§ **Exercise**:
Select the lines that hold the word "与甲方无关" and copy each one.

+++++

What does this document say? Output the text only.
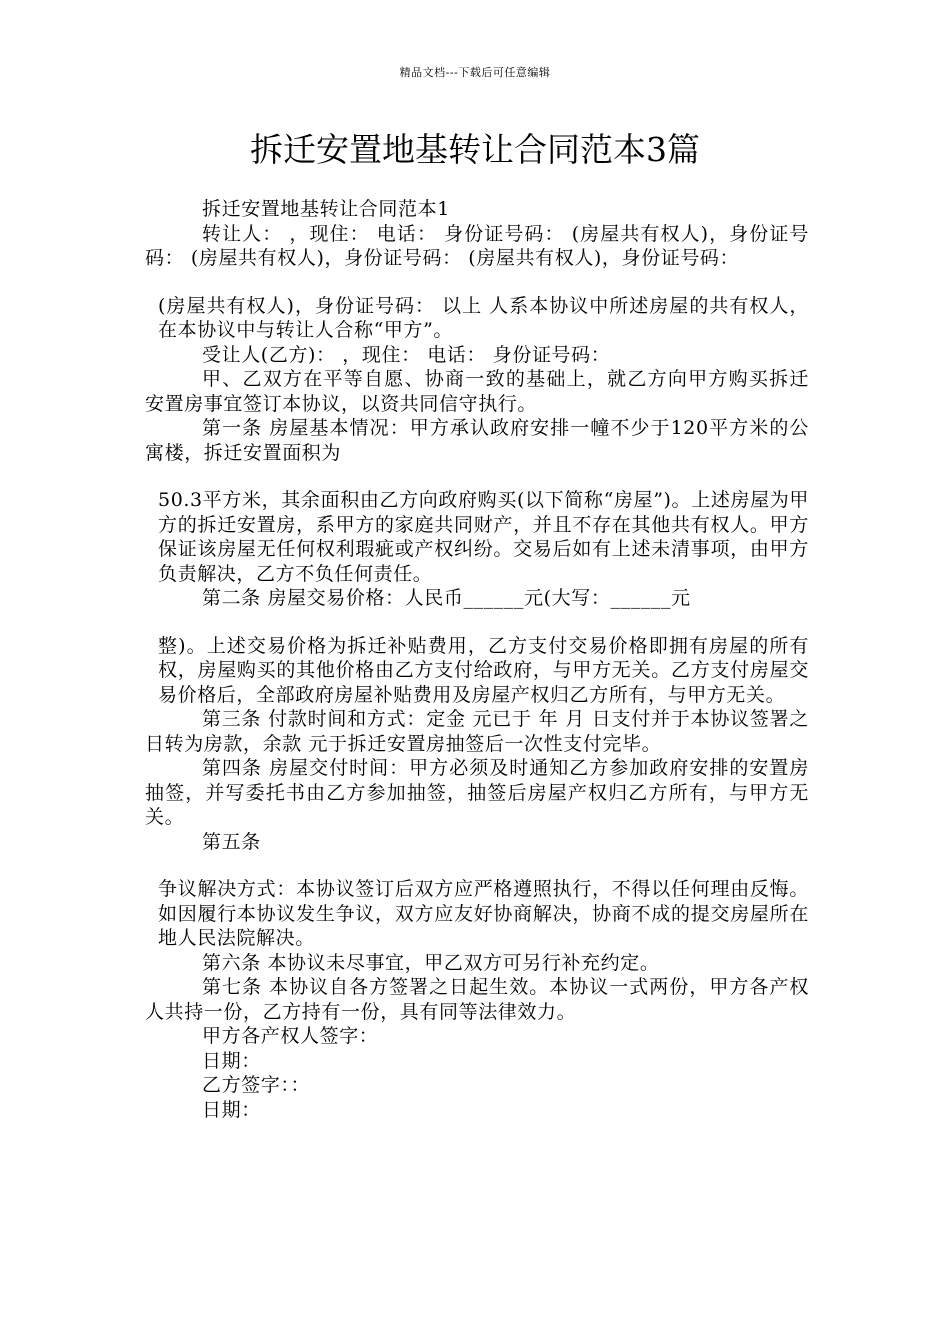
精品文档---下载后可任意编辑
拆迁安置地基转让合同范本3篇

拆迁安置地基转让合同范本1

转让人： ，现住： 电话： 身份证号码： (房屋共有权人)，身份证号码： (房屋共有权人)，身份证号码： (房屋共有权人)，身份证号码：

(房屋共有权人)，身份证号码： 以上 人系本协议中所述房屋的共有权人，在本协议中与转让人合称“甲方”。

受让人(乙方)： ，现住： 电话： 身份证号码：

甲、乙双方在平等自愿、协商一致的基础上，就乙方向甲方购买拆迁安置房事宜签订本协议，以资共同信守执行。

第一条 房屋基本情况：甲方承认政府安排一幢不少于120平方米的公寓楼，拆迁安置面积为

50.3平方米，其余面积由乙方向政府购买(以下简称“房屋”)。上述房屋为甲方的拆迁安置房，系甲方的家庭共同财产，并且不存在其他共有权人。甲方保证该房屋无任何权利瑕疵或产权纠纷。交易后如有上述未清事项，由甲方负责解决，乙方不负任何责任。

第二条 房屋交易价格：人民币______元(大写：______元

整)。上述交易价格为拆迁补贴费用，乙方支付交易价格即拥有房屋的所有权，房屋购买的其他价格由乙方支付给政府，与甲方无关。乙方支付房屋交易价格后，全部政府房屋补贴费用及房屋产权归乙方所有，与甲方无关。

第三条 付款时间和方式：定金 元已于 年 月 日支付并于本协议签署之日转为房款，余款 元于拆迁安置房抽签后一次性支付完毕。

第四条 房屋交付时间：甲方必须及时通知乙方参加政府安排的安置房抽签，并写委托书由乙方参加抽签，抽签后房屋产权归乙方所有，与甲方无关。

第五条

争议解决方式：本协议签订后双方应严格遵照执行，不得以任何理由反悔。如因履行本协议发生争议，双方应友好协商解决，协商不成的提交房屋所在地人民法院解决。

第六条 本协议未尽事宜，甲乙双方可另行补充约定。

第七条 本协议自各方签署之日起生效。本协议一式两份，甲方各产权人共持一份，乙方持有一份，具有同等法律效力。

甲方各产权人签字：

日期：

乙方签字：：

日期：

+++++

§ **Solution for this task**:
整)。上述交易价格为拆迁补贴费用，乙方支付交易价格即拥有房屋的所有权，房屋购买的其他价格由乙方支付给政府，与甲方无关。乙方支付房屋交易价格后，全部政府房屋补贴费用及房屋产权归乙方所有，与甲方无关。
第四条 房屋交付时间：甲方必须及时通知乙方参加政府安排的安置房抽签，并写委托书由乙方参加抽签，抽签后房屋产权归乙方所有，与甲方无关。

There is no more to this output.